* begin *
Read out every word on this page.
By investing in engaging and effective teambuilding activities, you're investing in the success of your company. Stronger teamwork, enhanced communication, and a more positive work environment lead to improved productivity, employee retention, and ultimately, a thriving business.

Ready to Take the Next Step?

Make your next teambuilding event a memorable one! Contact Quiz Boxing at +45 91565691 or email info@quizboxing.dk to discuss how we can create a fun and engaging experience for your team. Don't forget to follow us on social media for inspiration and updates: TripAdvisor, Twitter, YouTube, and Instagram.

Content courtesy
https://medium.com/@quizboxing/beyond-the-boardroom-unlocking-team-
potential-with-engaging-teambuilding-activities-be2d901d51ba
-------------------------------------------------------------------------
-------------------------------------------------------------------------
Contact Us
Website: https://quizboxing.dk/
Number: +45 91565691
* end *
* begin *
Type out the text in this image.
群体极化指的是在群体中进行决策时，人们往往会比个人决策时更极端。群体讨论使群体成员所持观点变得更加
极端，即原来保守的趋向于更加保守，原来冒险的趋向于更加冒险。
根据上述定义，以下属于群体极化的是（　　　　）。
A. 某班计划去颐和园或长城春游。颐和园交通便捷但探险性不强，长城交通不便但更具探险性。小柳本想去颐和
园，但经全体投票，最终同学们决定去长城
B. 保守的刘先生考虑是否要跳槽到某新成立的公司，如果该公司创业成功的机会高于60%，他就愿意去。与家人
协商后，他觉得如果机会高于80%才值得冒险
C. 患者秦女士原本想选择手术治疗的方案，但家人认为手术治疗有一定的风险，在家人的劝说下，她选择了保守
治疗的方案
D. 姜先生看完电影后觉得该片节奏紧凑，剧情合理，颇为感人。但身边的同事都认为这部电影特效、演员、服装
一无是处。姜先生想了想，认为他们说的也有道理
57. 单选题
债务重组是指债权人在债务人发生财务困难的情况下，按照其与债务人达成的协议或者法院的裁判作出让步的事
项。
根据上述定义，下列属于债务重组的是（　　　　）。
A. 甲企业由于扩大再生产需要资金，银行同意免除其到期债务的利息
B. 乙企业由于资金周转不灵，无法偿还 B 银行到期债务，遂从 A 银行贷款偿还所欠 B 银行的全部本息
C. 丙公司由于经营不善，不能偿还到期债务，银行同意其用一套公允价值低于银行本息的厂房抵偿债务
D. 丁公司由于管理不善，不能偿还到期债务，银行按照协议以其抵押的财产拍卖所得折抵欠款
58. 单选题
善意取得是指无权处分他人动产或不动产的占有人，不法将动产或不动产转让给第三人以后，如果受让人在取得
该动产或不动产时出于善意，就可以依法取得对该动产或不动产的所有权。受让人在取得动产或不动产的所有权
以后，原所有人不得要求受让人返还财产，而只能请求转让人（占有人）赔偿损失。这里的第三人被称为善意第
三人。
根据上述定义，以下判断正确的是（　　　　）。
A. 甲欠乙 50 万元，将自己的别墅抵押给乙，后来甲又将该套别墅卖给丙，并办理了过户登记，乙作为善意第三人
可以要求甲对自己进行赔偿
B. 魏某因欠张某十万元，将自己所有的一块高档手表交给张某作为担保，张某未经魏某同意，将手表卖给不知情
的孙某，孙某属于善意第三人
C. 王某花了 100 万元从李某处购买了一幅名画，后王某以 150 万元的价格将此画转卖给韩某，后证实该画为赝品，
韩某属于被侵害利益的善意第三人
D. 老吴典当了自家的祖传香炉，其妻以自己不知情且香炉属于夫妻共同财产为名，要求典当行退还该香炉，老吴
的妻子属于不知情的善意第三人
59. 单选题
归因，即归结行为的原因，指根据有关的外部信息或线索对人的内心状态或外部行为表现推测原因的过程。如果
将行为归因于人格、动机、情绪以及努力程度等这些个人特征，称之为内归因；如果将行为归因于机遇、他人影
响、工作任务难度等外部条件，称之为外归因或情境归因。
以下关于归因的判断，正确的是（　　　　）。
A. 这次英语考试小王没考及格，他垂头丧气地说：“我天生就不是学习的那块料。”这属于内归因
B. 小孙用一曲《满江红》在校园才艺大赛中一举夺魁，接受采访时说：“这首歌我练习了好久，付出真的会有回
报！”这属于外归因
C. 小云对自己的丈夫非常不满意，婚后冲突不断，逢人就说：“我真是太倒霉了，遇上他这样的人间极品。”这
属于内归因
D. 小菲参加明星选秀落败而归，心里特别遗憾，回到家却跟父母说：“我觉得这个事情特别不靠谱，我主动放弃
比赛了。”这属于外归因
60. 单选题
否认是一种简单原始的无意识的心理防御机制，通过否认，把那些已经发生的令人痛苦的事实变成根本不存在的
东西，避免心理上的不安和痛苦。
* end *
* begin *
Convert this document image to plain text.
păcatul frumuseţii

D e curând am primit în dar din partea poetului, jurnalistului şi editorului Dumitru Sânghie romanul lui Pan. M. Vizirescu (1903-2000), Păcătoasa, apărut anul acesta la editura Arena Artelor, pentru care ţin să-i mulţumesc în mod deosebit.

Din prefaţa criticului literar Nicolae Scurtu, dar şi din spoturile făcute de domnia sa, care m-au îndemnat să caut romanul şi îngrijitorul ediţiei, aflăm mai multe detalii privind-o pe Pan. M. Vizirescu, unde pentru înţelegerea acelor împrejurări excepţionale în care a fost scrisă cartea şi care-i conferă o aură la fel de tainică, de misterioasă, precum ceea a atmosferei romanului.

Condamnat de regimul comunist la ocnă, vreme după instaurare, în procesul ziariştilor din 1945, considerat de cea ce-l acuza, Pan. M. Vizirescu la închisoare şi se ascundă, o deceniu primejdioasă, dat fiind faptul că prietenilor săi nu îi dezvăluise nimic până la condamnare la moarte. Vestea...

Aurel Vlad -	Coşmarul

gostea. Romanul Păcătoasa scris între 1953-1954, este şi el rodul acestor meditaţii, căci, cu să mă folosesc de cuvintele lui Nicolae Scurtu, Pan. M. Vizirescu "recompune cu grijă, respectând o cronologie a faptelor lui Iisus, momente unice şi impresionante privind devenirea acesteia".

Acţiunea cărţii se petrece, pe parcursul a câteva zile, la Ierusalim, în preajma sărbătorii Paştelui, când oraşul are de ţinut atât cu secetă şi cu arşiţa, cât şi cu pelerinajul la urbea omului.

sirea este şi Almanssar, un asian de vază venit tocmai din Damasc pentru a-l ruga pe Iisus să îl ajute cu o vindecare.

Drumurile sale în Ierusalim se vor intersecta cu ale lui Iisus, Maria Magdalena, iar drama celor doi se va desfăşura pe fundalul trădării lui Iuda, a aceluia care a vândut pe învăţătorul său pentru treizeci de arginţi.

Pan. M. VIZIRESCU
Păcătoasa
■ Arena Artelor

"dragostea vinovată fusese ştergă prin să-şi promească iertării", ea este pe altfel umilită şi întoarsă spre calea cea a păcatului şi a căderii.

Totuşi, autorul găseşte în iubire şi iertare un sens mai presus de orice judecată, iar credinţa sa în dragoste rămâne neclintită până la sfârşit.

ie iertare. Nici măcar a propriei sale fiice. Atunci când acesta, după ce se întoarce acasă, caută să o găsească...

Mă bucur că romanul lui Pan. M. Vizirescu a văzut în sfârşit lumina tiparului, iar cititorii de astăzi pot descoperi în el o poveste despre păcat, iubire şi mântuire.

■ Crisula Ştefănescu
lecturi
* end *
Given task | All lines above with "activities" in them should be returned.

Exercise response |
By investing in engaging and effective teambuilding activities, you're investing in the success of your company. Stronger teamwork, enhanced communication, and a more positive work environment lead to improved productivity, employee retention, and ultimately, a thriving business.
potential-with-engaging-teambuilding-activities-be2d901d51ba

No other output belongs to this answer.